→ **Work to do**
Identify each line holding the string "implication" and copy it.

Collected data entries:
.....
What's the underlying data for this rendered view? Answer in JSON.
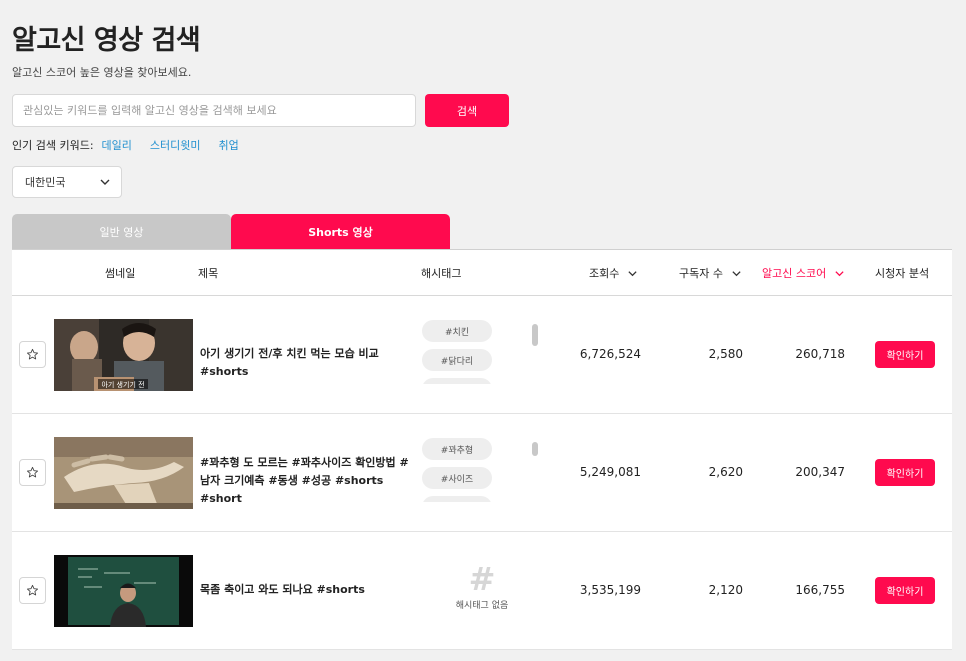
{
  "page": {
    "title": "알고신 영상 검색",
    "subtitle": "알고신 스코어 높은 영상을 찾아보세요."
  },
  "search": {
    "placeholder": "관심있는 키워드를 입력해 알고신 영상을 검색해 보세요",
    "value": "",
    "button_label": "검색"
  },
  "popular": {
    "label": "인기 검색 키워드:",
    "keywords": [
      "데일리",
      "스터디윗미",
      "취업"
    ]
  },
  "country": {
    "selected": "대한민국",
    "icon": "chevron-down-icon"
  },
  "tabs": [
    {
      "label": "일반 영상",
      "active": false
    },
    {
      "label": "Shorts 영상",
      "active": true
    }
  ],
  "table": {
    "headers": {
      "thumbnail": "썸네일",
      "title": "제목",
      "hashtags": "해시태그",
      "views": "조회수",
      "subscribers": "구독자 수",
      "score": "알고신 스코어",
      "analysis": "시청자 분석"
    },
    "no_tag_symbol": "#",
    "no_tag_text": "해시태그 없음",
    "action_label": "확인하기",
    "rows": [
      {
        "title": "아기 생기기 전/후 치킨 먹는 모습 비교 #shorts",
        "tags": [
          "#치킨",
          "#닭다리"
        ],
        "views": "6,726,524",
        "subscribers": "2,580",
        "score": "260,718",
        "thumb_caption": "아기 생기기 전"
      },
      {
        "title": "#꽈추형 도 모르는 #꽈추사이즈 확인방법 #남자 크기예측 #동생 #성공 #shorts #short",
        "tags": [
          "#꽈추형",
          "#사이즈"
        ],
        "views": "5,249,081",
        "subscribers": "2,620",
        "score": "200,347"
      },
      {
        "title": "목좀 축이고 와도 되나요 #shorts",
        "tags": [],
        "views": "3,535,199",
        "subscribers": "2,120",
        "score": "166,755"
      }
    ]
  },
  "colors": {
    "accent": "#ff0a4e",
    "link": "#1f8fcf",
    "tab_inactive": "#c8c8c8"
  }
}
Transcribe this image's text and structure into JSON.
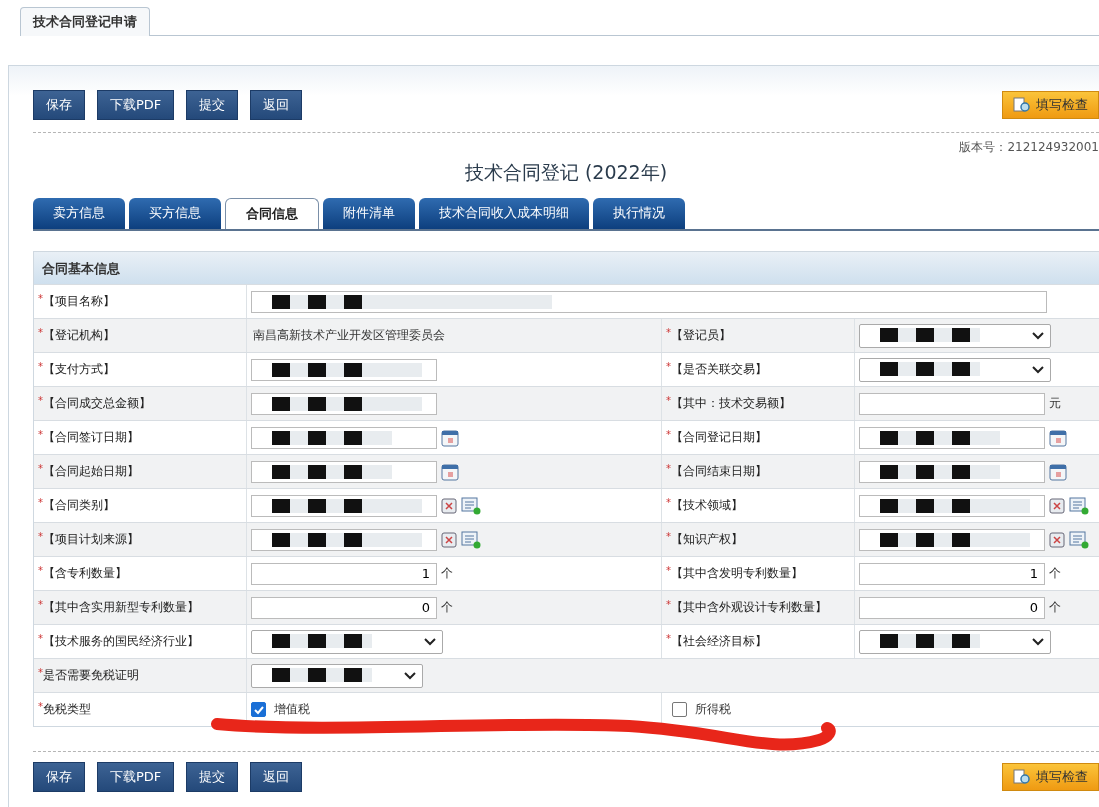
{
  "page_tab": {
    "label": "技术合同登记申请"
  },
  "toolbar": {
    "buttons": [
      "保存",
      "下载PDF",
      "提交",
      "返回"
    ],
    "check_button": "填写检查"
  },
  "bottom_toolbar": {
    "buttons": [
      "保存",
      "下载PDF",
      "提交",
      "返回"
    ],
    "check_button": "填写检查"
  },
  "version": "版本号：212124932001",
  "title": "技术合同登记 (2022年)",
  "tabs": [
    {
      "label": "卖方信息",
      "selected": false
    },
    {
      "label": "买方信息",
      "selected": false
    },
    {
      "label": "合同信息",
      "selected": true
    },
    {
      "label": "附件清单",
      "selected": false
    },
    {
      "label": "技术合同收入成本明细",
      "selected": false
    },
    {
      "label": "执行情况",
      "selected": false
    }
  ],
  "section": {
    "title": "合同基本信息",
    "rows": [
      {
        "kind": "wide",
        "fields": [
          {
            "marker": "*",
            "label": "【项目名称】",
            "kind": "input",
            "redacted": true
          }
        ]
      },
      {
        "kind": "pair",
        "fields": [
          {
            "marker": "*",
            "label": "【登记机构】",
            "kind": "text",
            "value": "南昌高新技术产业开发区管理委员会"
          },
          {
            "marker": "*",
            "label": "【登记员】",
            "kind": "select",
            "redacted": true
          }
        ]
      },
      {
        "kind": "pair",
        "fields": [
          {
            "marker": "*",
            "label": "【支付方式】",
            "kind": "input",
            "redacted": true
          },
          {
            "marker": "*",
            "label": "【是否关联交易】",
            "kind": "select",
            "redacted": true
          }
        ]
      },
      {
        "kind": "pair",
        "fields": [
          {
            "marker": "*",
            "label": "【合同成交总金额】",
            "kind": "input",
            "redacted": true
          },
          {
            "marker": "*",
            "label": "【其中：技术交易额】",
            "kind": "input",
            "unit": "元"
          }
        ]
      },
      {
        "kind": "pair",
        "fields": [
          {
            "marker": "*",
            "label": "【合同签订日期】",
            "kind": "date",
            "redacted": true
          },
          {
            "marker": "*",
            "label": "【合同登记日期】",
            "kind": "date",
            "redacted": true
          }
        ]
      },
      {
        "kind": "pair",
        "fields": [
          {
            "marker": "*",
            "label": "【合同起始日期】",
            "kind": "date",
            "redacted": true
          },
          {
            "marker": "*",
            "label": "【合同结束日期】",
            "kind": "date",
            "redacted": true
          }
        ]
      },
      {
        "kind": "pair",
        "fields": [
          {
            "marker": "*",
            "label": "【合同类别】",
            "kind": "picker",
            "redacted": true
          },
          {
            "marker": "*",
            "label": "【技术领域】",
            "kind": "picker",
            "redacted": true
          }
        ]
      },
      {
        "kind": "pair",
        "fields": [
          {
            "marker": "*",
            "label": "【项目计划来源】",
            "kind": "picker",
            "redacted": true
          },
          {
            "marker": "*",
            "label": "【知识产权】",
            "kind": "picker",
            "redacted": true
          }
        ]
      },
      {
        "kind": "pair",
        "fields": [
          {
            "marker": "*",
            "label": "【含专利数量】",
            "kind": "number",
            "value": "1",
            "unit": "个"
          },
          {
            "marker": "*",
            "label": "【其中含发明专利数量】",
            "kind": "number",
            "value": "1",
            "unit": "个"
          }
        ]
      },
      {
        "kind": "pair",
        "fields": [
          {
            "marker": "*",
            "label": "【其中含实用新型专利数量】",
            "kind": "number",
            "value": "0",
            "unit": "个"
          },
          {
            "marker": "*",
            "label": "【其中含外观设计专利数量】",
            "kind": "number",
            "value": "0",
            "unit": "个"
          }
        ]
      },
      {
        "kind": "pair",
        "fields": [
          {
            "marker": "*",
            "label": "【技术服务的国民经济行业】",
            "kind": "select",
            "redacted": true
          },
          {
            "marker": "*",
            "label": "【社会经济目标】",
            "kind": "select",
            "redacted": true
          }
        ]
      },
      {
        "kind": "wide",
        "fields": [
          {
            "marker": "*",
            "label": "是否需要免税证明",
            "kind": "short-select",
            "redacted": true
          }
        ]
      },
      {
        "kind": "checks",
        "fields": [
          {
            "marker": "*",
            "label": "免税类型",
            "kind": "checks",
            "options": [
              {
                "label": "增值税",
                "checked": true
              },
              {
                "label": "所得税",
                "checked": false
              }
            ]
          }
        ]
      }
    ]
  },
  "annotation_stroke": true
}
.....
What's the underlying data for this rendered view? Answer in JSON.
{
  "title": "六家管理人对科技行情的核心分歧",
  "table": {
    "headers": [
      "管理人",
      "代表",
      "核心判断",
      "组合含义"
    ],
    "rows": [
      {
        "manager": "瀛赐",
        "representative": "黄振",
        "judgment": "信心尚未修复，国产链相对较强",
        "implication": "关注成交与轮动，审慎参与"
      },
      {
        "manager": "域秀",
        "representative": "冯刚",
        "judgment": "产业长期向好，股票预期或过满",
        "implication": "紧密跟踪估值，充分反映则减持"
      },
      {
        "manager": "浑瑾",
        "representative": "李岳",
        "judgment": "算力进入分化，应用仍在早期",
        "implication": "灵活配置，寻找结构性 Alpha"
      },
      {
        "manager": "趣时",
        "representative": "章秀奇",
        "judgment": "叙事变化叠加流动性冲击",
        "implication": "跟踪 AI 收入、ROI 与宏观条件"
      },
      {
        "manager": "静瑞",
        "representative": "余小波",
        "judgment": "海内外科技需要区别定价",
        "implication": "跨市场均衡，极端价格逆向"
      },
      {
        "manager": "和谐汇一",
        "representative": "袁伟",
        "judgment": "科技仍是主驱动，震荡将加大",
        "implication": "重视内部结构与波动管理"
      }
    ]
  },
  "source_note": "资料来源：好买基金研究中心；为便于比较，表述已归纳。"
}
.....
→ **Right answer**
        "implication": "关注成交与轮动，审慎参与"
        "implication": "紧密跟踪估值，充分反映则减持"
        "implication": "灵活配置，寻找结构性 Alpha"
        "implication": "跟踪 AI 收入、ROI 与宏观条件"
        "implication": "跨市场均衡，极端价格逆向"
        "implication": "重视内部结构与波动管理"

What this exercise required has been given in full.